--- START OF Given passage ---

Archive | May 2014

Part Four: Belief Issues Fostering A Culture of Child Sexual Abuse

Domino-effect A Distorted View of Grace

The final systemic belief fostering a culture of child sexual abuse is a distorted view of God’s grace and how that Grace is expressed. I’m not referring to the wonder of God’s love and giving everyone an opportunity to receive His forgiveness via the Cross of Christ.

I’m talking about the misuse of grace in holding Active Non Repentant Offenders (ANRO’S) accountable whether they’ve sexually abuse children, were unfaithful in their marriage, are thieves, or have drug, alcohol and pornography addictions. Whether the ANRO is in a Christian Culture or not, they refuse to stop hurting people, will talk about not getting enough grace, fears a loss of control and feels lousy when held accountable. Because they have a twisted view of being unique, they won’t tolerate conflicts of accountability.

--- END OF Given passage ---

◆ **Given task 1**:
State whether each statement below agrees with the passage on a distorted view of grace, answering yes or no and quoting the words of the passage that decide it. (a) The passage identifies a distorted view of God’s grace as the final systemic belief fostering a culture of child sexual abuse. (b) The passage limits its description of ANROs to those within a Christian culture. (c) The passage states that ANROs will tolerate conflicts of accountability.
◆ **Given task 2**:
Resume the passage on a distorted view of grace immediately after its final sentence, keeping its subject and tone.

--- START OF Provided material ---

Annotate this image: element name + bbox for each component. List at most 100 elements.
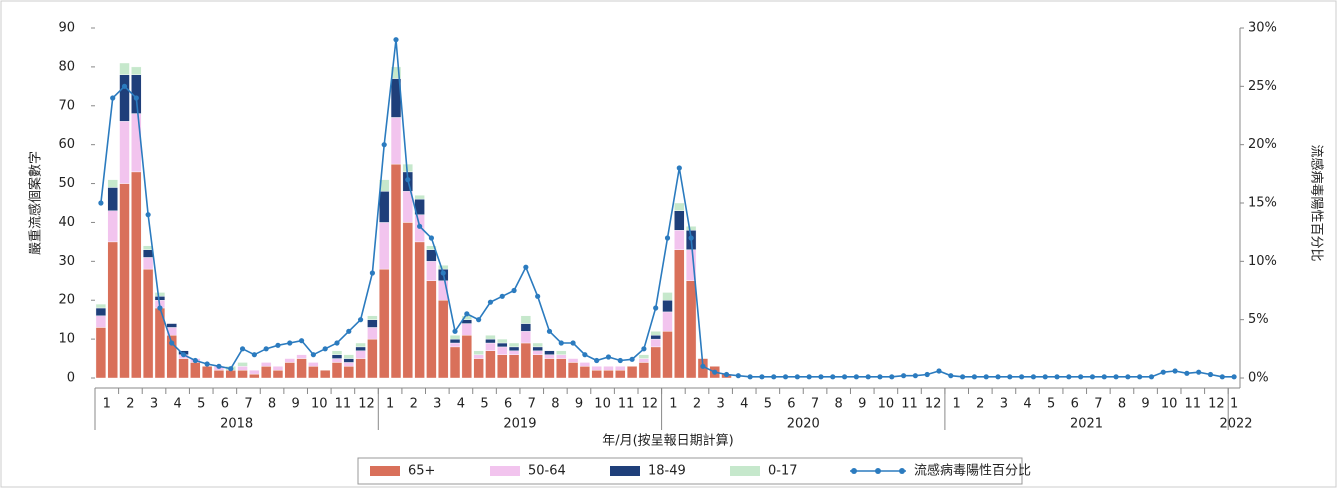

--- END OF Provided material ---

◆ **Written reply 1**:
(a) Yes: "The final systemic belief fostering a culture of child sexual abuse is a distorted view of God’s grace and how that Grace is expressed."
(b) No: "Whether the ANRO is in a Christian Culture or not, they refuse to stop hurting people"
(c) No: "they won’t tolerate conflicts of accountability."

◆ **Written reply 2**:
LEVELS OF ACCOUNTABILITY

Many religious and secular communities promote accountability through mentoring, sharing formats or confidential online groups where acknowledgement and confession can happen. And for the remorseful, those formats help but they may not be equipped to counsel through the personal and relational wreckage. There are also organizations that can provide tracking software for phone calls and porn use.

Then there are deeper levels of accountability where the ANRO is caught in the act and faces tremendous losses that may involve their marriage, family, wealth, job, jail time and or, personal health. Unquestionably, this will call for a more radical and relational treatment setting, which is where my work often takes me.

ANRO’S REDEFINING GRACE

In that work, I’ve had Active Non Repentant Offenders say things like, “Jerry, I’ve studied the Bible and can’t see your accountability approach in the Bible.” These perpetrators love to ‘God-Talk’ their way out of anything. I’ve also had ANRO’S say, “I’ve studied the words of Jesus and nowhere does your approach have grace in it like Jesus has. In fact, I think its legalism.” Then, after the ANRO says something like that, this reasoning allows them to reject their accountability so they can continue to offend.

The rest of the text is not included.